### TO DO
Take every line that has the string "JSON" and copy it out.

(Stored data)

══════════════════════════════

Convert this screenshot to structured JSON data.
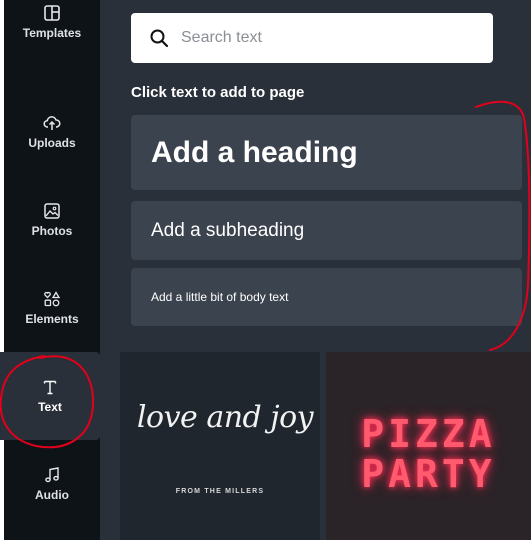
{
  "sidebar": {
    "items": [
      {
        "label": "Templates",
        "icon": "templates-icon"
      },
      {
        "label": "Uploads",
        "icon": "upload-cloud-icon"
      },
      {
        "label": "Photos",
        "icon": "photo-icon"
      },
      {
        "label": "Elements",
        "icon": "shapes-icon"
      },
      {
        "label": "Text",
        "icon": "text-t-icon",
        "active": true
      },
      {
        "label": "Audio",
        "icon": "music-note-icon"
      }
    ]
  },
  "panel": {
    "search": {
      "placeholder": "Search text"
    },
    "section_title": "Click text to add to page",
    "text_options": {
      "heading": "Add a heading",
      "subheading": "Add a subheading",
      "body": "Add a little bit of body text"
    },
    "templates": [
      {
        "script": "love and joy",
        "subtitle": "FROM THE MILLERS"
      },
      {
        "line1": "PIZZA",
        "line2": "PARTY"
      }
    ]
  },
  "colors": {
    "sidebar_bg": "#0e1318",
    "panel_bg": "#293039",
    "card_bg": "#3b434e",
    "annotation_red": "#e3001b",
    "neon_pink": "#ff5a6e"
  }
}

══════════════════════════════

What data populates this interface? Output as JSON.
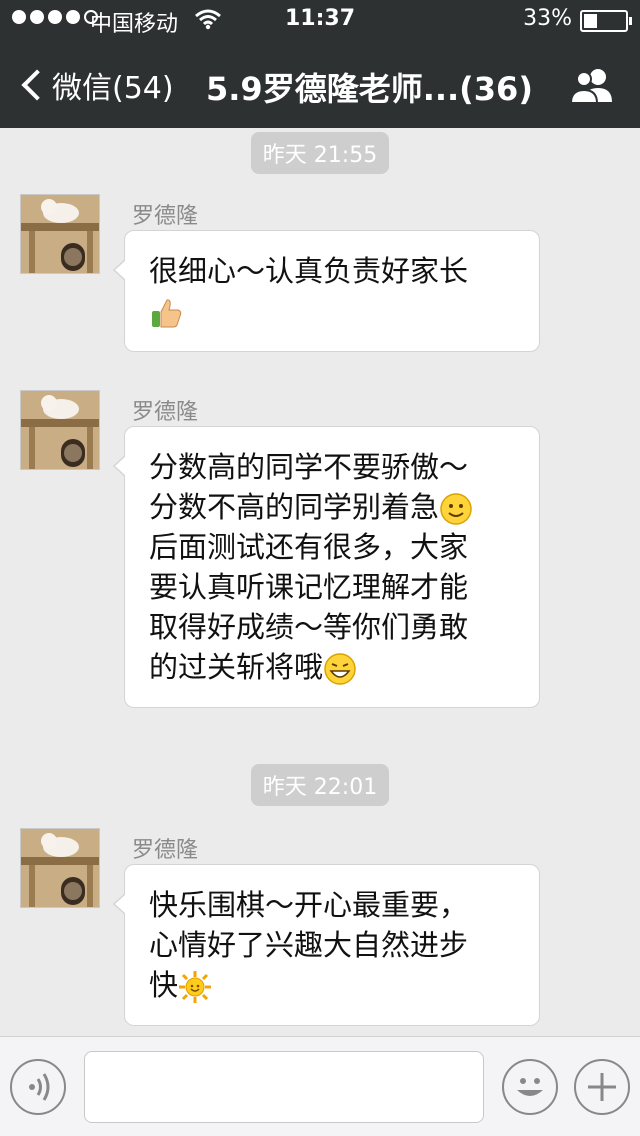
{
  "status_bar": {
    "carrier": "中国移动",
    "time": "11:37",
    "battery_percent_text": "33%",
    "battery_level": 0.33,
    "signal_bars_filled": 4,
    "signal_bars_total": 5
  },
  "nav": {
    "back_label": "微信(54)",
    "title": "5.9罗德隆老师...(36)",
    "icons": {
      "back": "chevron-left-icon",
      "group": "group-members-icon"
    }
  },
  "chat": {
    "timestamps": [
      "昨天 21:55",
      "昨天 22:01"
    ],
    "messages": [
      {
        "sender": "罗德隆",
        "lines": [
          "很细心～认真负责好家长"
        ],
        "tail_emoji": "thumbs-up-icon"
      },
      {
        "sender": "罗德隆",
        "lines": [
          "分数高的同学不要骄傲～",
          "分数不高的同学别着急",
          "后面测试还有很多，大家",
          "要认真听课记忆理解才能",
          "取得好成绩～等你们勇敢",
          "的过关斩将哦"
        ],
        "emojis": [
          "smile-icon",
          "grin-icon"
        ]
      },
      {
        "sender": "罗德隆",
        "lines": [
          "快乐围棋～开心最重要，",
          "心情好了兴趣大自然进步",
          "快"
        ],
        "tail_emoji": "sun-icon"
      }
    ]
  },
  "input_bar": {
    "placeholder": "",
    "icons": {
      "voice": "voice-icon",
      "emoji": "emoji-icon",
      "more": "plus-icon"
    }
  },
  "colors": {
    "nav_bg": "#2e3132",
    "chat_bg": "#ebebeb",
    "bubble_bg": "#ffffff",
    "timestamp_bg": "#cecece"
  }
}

══════════════════════════════

### RESULT OF THIS TASK
Convert this screenshot to structured JSON data.
What data populates this interface? Output as JSON.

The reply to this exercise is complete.